* Begin Data listing *

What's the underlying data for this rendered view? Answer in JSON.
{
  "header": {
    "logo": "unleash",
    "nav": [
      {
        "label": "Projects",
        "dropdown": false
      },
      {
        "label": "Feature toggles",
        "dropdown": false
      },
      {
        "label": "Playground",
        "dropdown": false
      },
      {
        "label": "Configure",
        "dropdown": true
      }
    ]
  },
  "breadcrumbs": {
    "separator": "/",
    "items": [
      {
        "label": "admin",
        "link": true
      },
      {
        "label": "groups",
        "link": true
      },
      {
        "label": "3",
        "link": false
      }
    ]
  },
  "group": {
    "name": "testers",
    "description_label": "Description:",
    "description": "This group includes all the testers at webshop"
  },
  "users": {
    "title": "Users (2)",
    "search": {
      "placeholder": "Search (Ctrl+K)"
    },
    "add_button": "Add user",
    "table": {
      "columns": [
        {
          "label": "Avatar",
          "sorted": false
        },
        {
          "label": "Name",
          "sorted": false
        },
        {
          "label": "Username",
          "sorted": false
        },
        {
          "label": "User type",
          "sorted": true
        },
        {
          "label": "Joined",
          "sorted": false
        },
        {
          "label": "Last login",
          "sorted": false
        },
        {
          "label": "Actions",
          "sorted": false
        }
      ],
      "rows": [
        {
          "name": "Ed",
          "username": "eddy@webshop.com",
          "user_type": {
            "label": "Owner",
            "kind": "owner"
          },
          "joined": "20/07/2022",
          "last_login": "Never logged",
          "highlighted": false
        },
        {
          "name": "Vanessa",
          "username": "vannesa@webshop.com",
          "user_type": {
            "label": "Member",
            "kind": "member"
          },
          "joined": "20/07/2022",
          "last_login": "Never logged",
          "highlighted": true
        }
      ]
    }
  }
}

* End Data listing *

> [Goal]:
The listing above should be transcribed in full, exactly as written.

> [Expected answer]:
What's the underlying data for this rendered view? Answer in JSON.
{
  "header": {
    "logo": "unleash",
    "nav": [
      {
        "label": "Projects",
        "dropdown": false
      },
      {
        "label": "Feature toggles",
        "dropdown": false
      },
      {
        "label": "Playground",
        "dropdown": false
      },
      {
        "label": "Configure",
        "dropdown": true
      }
    ]
  },
  "breadcrumbs": {
    "separator": "/",
    "items": [
      {
        "label": "admin",
        "link": true
      },
      {
        "label": "groups",
        "link": true
      },
      {
        "label": "3",
        "link": false
      }
    ]
  },
  "group": {
    "name": "testers",
    "description_label": "Description:",
    "description": "This group includes all the testers at webshop"
  },
  "users": {
    "title": "Users (2)",
    "search": {
      "placeholder": "Search (Ctrl+K)"
    },
    "add_button": "Add user",
    "table": {
      "columns": [
        {
          "label": "Avatar",
          "sorted": false
        },
        {
          "label": "Name",
          "sorted": false
        },
        {
          "label": "Username",
          "sorted": false
        },
        {
          "label": "User type",
          "sorted": true
        },
        {
          "label": "Joined",
          "sorted": false
        },
        {
          "label": "Last login",
          "sorted": false
        },
        {
          "label": "Actions",
          "sorted": false
        }
      ],
      "rows": [
        {
          "name": "Ed",
          "username": "eddy@webshop.com",
          "user_type": {
            "label": "Owner",
            "kind": "owner"
          },
          "joined": "20/07/2022",
          "last_login": "Never logged",
          "highlighted": false
        },
        {
          "name": "Vanessa",
          "username": "vannesa@webshop.com",
          "user_type": {
            "label": "Member",
            "kind": "member"
          },
          "joined": "20/07/2022",
          "last_login": "Never logged",
          "highlighted": true
        }
      ]
    }
  }
}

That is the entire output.